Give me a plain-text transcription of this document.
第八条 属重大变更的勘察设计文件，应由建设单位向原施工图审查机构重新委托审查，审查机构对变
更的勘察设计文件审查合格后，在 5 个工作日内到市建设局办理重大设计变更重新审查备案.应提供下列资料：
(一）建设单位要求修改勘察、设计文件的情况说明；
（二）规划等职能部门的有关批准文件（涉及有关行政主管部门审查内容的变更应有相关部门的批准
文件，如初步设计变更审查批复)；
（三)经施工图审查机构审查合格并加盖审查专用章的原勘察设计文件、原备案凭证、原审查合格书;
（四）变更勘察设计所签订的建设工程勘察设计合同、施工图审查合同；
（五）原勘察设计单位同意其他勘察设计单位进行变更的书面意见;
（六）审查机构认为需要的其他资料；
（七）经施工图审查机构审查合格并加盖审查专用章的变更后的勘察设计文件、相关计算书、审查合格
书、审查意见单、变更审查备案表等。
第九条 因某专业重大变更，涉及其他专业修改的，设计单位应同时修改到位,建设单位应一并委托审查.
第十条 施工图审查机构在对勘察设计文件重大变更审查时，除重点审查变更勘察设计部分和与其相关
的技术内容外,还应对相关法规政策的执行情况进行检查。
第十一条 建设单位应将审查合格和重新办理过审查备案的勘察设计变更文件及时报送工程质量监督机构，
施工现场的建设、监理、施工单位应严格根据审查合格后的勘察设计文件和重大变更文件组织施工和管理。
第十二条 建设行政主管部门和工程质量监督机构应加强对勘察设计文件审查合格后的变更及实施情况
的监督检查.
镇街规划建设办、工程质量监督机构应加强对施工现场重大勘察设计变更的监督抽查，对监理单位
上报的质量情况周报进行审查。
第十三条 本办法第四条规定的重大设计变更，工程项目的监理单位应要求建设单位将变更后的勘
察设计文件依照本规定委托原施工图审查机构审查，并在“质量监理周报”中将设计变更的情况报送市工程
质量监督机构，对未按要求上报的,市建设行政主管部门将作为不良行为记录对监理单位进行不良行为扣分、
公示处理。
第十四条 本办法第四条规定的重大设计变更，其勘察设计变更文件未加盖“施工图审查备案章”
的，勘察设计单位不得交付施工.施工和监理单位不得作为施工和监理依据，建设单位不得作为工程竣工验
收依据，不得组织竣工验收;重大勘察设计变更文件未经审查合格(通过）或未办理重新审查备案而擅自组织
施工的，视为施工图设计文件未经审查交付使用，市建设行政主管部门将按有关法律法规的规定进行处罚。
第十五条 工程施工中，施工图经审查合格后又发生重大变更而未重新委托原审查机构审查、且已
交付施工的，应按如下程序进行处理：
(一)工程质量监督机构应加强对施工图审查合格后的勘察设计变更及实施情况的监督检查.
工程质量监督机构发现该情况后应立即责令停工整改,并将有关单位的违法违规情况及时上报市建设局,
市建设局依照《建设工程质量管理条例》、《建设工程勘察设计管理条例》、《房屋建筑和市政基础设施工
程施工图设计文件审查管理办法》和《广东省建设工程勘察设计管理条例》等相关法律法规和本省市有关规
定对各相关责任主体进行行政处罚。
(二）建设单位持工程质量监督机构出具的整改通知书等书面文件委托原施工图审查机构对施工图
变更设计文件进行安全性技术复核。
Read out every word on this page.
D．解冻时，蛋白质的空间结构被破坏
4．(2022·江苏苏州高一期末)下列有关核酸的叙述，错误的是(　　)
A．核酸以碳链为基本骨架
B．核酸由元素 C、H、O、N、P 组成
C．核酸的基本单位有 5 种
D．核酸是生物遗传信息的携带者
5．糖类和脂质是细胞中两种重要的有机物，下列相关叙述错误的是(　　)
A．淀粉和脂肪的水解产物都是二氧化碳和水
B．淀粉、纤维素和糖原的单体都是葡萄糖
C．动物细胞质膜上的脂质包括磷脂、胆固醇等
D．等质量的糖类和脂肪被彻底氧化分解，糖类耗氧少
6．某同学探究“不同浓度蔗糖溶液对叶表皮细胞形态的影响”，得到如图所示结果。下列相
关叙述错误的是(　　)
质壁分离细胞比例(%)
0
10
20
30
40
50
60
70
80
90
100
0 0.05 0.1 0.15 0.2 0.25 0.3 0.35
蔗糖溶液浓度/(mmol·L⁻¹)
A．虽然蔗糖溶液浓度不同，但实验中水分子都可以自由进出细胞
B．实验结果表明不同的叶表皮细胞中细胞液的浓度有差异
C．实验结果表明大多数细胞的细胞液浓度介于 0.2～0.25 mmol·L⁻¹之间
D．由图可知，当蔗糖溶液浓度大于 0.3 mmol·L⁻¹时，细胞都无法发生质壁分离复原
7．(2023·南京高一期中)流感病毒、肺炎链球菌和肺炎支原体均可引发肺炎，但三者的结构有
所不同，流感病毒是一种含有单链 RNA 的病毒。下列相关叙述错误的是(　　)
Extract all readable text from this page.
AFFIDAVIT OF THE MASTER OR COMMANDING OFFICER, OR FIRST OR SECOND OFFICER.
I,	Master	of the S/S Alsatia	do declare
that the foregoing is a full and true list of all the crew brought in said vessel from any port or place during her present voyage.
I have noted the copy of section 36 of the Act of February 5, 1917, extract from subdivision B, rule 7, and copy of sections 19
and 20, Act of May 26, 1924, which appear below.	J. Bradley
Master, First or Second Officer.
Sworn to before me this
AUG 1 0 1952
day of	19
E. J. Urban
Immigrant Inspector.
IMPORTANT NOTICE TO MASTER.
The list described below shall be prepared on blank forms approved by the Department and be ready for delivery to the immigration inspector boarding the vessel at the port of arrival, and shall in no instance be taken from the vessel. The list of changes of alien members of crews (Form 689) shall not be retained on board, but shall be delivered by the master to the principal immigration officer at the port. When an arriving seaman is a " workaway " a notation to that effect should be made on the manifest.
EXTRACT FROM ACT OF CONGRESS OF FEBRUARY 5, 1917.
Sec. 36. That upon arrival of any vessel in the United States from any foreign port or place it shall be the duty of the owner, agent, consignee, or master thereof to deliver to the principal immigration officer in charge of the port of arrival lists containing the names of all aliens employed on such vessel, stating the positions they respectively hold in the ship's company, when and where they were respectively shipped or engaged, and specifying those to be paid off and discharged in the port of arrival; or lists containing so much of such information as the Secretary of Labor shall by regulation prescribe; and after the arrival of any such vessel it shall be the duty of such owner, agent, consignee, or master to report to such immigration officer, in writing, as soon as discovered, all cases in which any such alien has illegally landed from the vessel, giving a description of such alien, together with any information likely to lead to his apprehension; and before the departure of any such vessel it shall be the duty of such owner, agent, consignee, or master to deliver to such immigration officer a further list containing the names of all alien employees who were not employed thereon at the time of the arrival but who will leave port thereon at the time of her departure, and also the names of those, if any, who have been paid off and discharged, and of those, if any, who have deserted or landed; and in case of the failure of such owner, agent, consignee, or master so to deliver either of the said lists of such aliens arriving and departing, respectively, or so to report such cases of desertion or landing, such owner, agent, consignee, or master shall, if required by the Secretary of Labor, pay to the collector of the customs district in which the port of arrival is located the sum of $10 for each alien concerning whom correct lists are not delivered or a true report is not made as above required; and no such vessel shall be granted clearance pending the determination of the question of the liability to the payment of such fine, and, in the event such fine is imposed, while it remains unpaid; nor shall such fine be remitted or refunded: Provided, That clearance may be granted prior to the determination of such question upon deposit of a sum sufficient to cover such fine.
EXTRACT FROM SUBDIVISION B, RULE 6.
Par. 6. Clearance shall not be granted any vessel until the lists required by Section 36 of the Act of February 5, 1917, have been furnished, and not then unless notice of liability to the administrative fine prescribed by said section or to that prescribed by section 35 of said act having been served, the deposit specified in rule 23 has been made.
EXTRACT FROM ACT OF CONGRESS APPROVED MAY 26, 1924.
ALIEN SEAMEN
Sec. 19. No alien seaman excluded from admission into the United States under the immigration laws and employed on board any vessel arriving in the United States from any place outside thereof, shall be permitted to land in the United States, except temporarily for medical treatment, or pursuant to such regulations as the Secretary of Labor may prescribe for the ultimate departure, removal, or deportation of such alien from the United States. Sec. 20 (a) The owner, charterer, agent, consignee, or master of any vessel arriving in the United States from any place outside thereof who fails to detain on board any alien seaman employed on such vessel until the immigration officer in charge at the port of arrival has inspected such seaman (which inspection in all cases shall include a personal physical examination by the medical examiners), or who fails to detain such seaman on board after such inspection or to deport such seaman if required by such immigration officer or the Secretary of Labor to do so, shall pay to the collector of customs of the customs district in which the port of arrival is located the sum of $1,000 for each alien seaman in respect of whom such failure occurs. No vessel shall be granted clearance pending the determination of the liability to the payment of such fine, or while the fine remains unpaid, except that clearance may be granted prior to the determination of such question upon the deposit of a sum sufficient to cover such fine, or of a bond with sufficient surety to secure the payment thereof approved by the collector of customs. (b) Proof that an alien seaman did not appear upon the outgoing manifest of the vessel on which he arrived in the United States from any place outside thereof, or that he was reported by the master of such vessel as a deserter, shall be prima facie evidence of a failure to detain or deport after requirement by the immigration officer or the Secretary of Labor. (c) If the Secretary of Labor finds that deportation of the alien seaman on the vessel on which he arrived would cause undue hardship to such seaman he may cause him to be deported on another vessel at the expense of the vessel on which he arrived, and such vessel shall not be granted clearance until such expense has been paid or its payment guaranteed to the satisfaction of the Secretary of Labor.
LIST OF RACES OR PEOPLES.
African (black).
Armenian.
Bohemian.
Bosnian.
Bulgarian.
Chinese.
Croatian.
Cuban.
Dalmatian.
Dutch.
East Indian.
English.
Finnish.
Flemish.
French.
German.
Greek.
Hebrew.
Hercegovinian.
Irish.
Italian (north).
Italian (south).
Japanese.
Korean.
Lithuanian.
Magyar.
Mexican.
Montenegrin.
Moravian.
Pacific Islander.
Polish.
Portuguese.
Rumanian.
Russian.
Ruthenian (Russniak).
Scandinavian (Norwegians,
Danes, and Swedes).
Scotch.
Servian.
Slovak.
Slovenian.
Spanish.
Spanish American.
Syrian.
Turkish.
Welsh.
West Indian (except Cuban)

************

## Exercise details
Reply with only the number of lines in the entries that contain the word "section".

## The response
2